- **Task objective**: Reproduce the items below word for word, starting at the line that contains "x-tick-label: 3月: [647, 561, 665, 574]" and stopping after the line that contains "x-tick-label: 9月: [941, 561, 959, 574]".

----

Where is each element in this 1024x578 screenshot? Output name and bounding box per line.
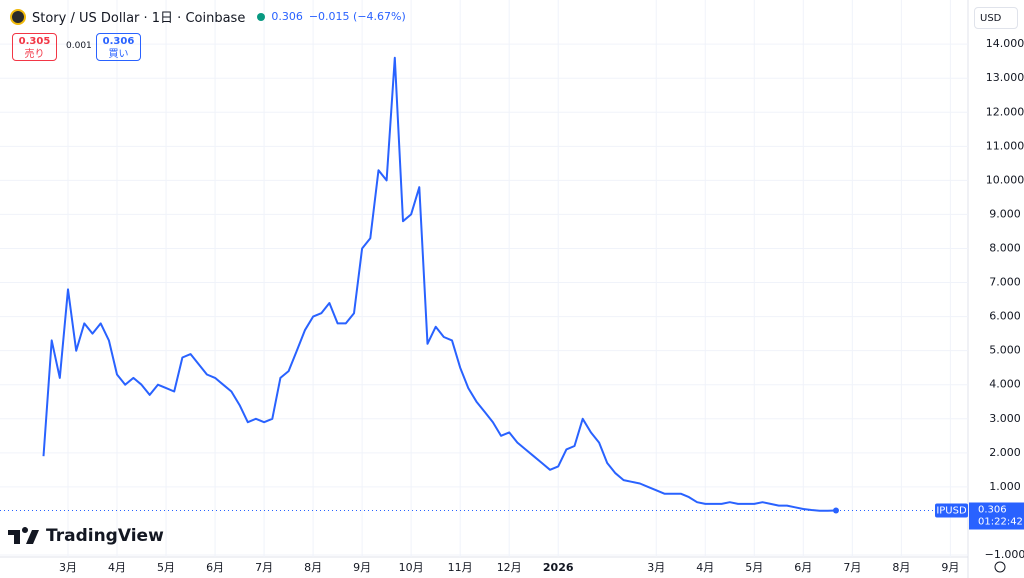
x-tick-label: 3月: [647, 561, 665, 574]
symbol-tag: [935, 503, 968, 518]
x-tick-label: 4月: [108, 561, 126, 574]
y-tick-label: 9.000: [989, 207, 1021, 220]
market-status: [257, 12, 266, 21]
symbol-title[interactable]: Story / US Dollar · 1日 · Coinbase: [32, 11, 246, 26]
symbol-header: Story / US Dollar · 1日 · Coinbase 0.306 …: [10, 7, 406, 26]
x-tick-label: 5月: [745, 561, 763, 574]
sell-label: 売り: [24, 49, 45, 60]
x-tick-label: 4月: [696, 561, 714, 574]
price-line: [42, 56, 837, 512]
last-price: 0.306: [271, 10, 303, 23]
y-tick-label: 10.000: [986, 173, 1024, 186]
buy-button[interactable]: 0.306 買い: [96, 33, 141, 61]
x-tick-label: 6月: [206, 561, 224, 574]
price-tag-value: 0.306: [978, 505, 1007, 516]
x-tick-label: 12月: [497, 561, 522, 574]
spread: 0.001: [66, 41, 92, 51]
x-tick-label: 11月: [448, 561, 473, 574]
y-tick-label: 5.000: [989, 344, 1021, 357]
y-tick-label: 13.000: [986, 71, 1024, 84]
axes: −1.000 1.000 2.000 3.000 4.000 5.000 6.000 7.00…: [59, 37, 1024, 574]
sell-button[interactable]: 0.305 売り: [12, 33, 57, 61]
buy-label: 買い: [108, 49, 129, 60]
y-tick-label: 11.000: [986, 139, 1024, 152]
x-tick-label: 6月: [794, 561, 812, 574]
y-tick-label: −1.000: [985, 548, 1024, 561]
sell-price: 0.305: [18, 36, 51, 47]
y-tick-label: 8.000: [989, 241, 1021, 254]
y-tick-label: 3.000: [989, 412, 1021, 425]
x-tick-label: 9月: [941, 561, 959, 574]
x-tick-label: 7月: [843, 561, 861, 574]
tv-logo-text: TradingView: [46, 526, 164, 546]
price-tag: [969, 502, 1024, 530]
x-tick-label: 7月: [255, 561, 273, 574]
x-tick-label: 9月: [353, 561, 371, 574]
y-tick-label: 2.000: [989, 446, 1021, 459]
symbol-tag-text: IPUSD: [936, 506, 967, 517]
y-tick-label: 4.000: [989, 378, 1021, 391]
y-tick-label: 6.000: [989, 310, 1021, 323]
y-tick-label: 1.000: [989, 480, 1021, 493]
x-tick-label: 2026: [543, 561, 574, 574]
y-tick-label: 14.000: [986, 37, 1024, 50]
x-tick-label: 8月: [304, 561, 322, 574]
x-tick-label: 3月: [59, 561, 77, 574]
last-point: [832, 507, 839, 514]
y-tick-label: 12.000: [986, 105, 1024, 118]
buy-price: 0.306: [102, 36, 135, 47]
symbol-logo: [10, 8, 26, 25]
price-tag-countdown: 01:22:42: [978, 517, 1023, 528]
plot: [0, 56, 968, 514]
price-change: −0.015 (−4.67%): [308, 10, 406, 23]
settings-button[interactable]: [994, 561, 1006, 573]
currency-selector[interactable]: USD: [974, 7, 1018, 29]
tv-logo-shape: [8, 527, 39, 544]
grid: [0, 0, 968, 557]
tv-logo-icon: [8, 527, 39, 544]
x-tick-label: 5月: [157, 561, 175, 574]
x-tick-label: 8月: [892, 561, 910, 574]
y-tick-label: 7.000: [989, 276, 1021, 289]
tradingview-logo[interactable]: TradingView: [6, 526, 164, 546]
x-tick-label: 10月: [399, 561, 424, 574]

----

- **Written solution**:
x-tick-label: 3月: [647, 561, 665, 574]
symbol-tag: [935, 503, 968, 518]
x-tick-label: 4月: [108, 561, 126, 574]
y-tick-label: 9.000: [989, 207, 1021, 220]
market-status: [257, 12, 266, 21]
symbol-title[interactable]: Story / US Dollar · 1日 · Coinbase: [32, 11, 246, 26]
symbol-header: Story / US Dollar · 1日 · Coinbase 0.306 …: [10, 7, 406, 26]
x-tick-label: 5月: [745, 561, 763, 574]
sell-label: 売り: [24, 49, 45, 60]
x-tick-label: 4月: [696, 561, 714, 574]
price-line: [42, 56, 837, 512]
last-price: 0.306: [271, 10, 303, 23]
y-tick-label: 10.000: [986, 173, 1024, 186]
buy-button[interactable]: 0.306 買い: [96, 33, 141, 61]
x-tick-label: 6月: [206, 561, 224, 574]
price-tag-value: 0.306: [978, 505, 1007, 516]
x-tick-label: 12月: [497, 561, 522, 574]
spread: 0.001: [66, 41, 92, 51]
x-tick-label: 11月: [448, 561, 473, 574]
y-tick-label: 5.000: [989, 344, 1021, 357]
y-tick-label: 13.000: [986, 71, 1024, 84]
axes: −1.000 1.000 2.000 3.000 4.000 5.000 6.000 7.00…: [59, 37, 1024, 574]
sell-button[interactable]: 0.305 売り: [12, 33, 57, 61]
buy-label: 買い: [108, 49, 129, 60]
y-tick-label: 11.000: [986, 139, 1024, 152]
x-tick-label: 6月: [794, 561, 812, 574]
y-tick-label: −1.000: [985, 548, 1024, 561]
sell-price: 0.305: [18, 36, 51, 47]
y-tick-label: 8.000: [989, 241, 1021, 254]
y-tick-label: 3.000: [989, 412, 1021, 425]
x-tick-label: 9月: [941, 561, 959, 574]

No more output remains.